Text excerpt –
In a sweeping turnaround from the days of zero tolerance, the paper said, “We appreciate society’s desire for effective police work and understand the delicate balance that must be struck between that and individual rights.”10
If the Court erred in weighing that balance, the Daily News said, “We are glad they saw fit to come down on the side of individual rights.”11
On my own blog (www.fourthamendment.com), I called the case “a rare win for logic”:
Chimel [v. California], after 28 years, is finally returned to its roots. As I have argued repeatedly on this blog, and many times since Belton was decided, Belton is now limited to its facts and situation — search incident is no longer a license to search a car on the officer’s whim, and there has to be possible evidence to be obtained.12
NACDL’s amicus curiae brief in support of Rodney Gant, ably written by an all-star cast of Jeff Fisher, Pamela Karlan, Amy Howe, Kevin Russell, and Tom Goldstein, argued that Belton should simply be overruled, based as it was on a “legal fiction” — that a suspect handcuffed and locked in a patrol car might escape and grab a weapon or destroy evidence in his own vehicle. Or as Justice Scalia put it, concurring in Thornton v. United States,13 such a notion “calls to mind … the mythical arrestee ‘possessed of the skill of Houdini and the strength of Hercules.’” Untethered from any actual need for officer safety or evidence preservation, the Belton rule quickly was found to exist mainly to allow abuse, with a wink and a nod from the courts.

(Stored data entries)
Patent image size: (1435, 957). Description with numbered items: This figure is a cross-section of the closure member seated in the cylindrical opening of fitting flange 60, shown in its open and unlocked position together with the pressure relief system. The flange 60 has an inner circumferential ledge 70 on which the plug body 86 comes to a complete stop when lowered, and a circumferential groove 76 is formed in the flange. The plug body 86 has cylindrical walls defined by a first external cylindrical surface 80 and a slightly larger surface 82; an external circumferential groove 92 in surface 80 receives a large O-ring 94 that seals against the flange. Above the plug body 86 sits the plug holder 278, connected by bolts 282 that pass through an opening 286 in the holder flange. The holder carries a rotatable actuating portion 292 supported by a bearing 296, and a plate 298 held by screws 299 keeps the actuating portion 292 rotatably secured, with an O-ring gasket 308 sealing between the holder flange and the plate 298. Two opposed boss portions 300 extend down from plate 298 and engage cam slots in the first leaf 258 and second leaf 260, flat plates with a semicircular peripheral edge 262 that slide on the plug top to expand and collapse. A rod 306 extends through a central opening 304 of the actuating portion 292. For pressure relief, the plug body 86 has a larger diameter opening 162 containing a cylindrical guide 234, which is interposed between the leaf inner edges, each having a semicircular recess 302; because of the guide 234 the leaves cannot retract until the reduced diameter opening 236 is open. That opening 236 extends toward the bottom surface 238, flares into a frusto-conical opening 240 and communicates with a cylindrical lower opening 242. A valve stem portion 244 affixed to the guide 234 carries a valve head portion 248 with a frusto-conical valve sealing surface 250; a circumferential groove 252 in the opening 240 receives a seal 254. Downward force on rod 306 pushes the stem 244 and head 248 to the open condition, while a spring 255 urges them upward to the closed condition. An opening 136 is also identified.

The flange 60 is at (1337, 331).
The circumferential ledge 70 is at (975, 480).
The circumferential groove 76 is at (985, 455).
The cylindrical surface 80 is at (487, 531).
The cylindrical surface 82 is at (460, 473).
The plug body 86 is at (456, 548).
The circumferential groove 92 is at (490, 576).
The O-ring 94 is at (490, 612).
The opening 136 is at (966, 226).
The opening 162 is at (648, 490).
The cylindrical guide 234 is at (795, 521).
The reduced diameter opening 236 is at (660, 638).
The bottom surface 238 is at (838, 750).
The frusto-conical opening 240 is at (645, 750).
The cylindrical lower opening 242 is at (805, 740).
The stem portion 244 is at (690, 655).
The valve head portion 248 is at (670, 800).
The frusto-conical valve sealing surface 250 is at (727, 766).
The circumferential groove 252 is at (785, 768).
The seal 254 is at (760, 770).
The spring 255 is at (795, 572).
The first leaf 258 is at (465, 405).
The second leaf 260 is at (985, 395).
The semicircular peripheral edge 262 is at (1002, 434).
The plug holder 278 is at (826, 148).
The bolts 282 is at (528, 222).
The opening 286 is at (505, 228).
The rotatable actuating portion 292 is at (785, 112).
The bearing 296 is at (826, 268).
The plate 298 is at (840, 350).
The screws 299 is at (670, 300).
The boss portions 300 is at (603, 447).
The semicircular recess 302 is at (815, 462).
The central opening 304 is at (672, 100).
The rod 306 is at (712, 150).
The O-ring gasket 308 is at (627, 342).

What is required – In the commentary on the Gant case, who wrote NACDL's amicus curiae brief in support of Rodney Gant? Answer from the commentary on the Gant case alone, not from the listing.

Answer to this problem – Jeff Fisher, Pamela Karlan, Amy Howe, Kevin Russell, and Tom Goldstein wrote it.